--- Begin INPUT ROWS ---

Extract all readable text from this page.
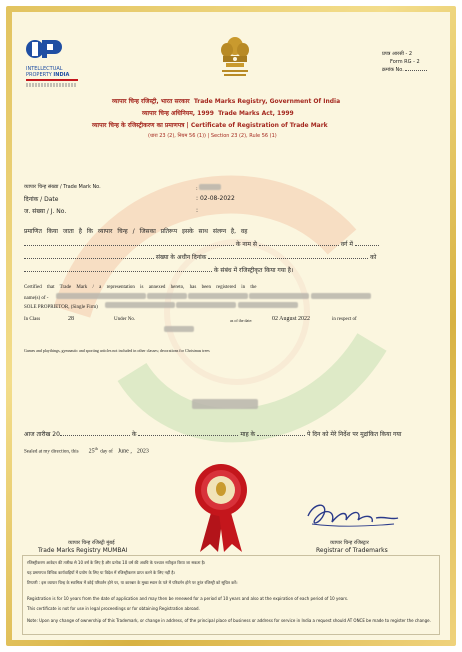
INTELLECTUAL
PROPERTY INDIA
प्रपत्र आरसी - 2
Form RG - 2
क्रमांक No.
व्यापार चिन्ह रजिस्ट्री, भारत सरकार Trade Marks Registry, Government Of India
व्यापार चिन्ह अधिनियम, 1999 Trade Marks Act, 1999
व्यापार चिन्ह के रजिस्ट्रीकरण का प्रमाणपत्र | Certificate of Registration of Trade Mark
(धारा 23 (2), नियम 56 (1)) | Section 23 (2), Rule 56 (1)
व्यापार चिन्ह संख्या / Trade Mark No.	:
दिनांक / Date	: 02-08-2022
ज. संख्या / J. No.	:
प्रमाणित किया जाता है कि व्यापार चिन्ह / जिसका प्रतिरूप इसके साथ संलग्न है, वह
के नाम से	वर्ग में
संख्या के अधीन दिनांक	को
के संबंध में रजिस्ट्रीकृत किया गया है।
Certified that Trade Mark / a representation is annexed hereto, has been registered in the
name(s) of -
SOLE PROPRIETOR, (Single Firm)
In Class	28	Under No.	as of the date:	02 August 2022	in respect of
Games and playthings, gymnastic and sporting articles not included in other classes; decorations for Christmas trees
आज तारीख 20	के	माह के	पे दिन को मेरे निर्देश पर मुद्रांकित किया गया
Sealed at my direction, this 25th  day of June , 2023
व्यापार चिन्ह रजिस्ट्री मुंबई
Trade Marks Registry MUMBAI
व्यापार चिन्ह रजिस्ट्रार
Registrar of Trademarks
रजिस्ट्रीकरण आवेदन की तारीख से 10 वर्ष के लिए है और प्रत्येक 10 वर्ष की अवधि के पश्चात नवीकृत किया जा सकता है।
यह प्रमाणपत्र विधिक कार्यवाहियों में प्रयोग के लिए या विदेश में रजिस्ट्रीकरण प्राप्त करने के लिए नहीं है।
टिप्पणी : इस व्यापार चिन्ह के स्वामित्व में कोई परिवर्तन होने पर, या कारबार के मुख्य स्थान के पते में परिवर्तन होने पर तुरंत रजिस्ट्री को सूचित करें।
Registration is for 10 years from the date of application and may then be renewed for a period of 10 years and also at the expiration of each period of 10 years.
This certificate is not for use in legal proceedings or for obtaining Registration abroad.
Note: Upon any change of ownership of this Trademark, or change in address, of the principal place of business or address for service in India a request should AT ONCE be made to register the change.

--- End INPUT ROWS ---

## STATED TASK
Where a line above includes "Registry", copy that line.

## SOLUTION
व्यापार चिन्ह रजिस्ट्री, भारत सरकार Trade Marks Registry, Government Of India
Trade Marks Registry MUMBAI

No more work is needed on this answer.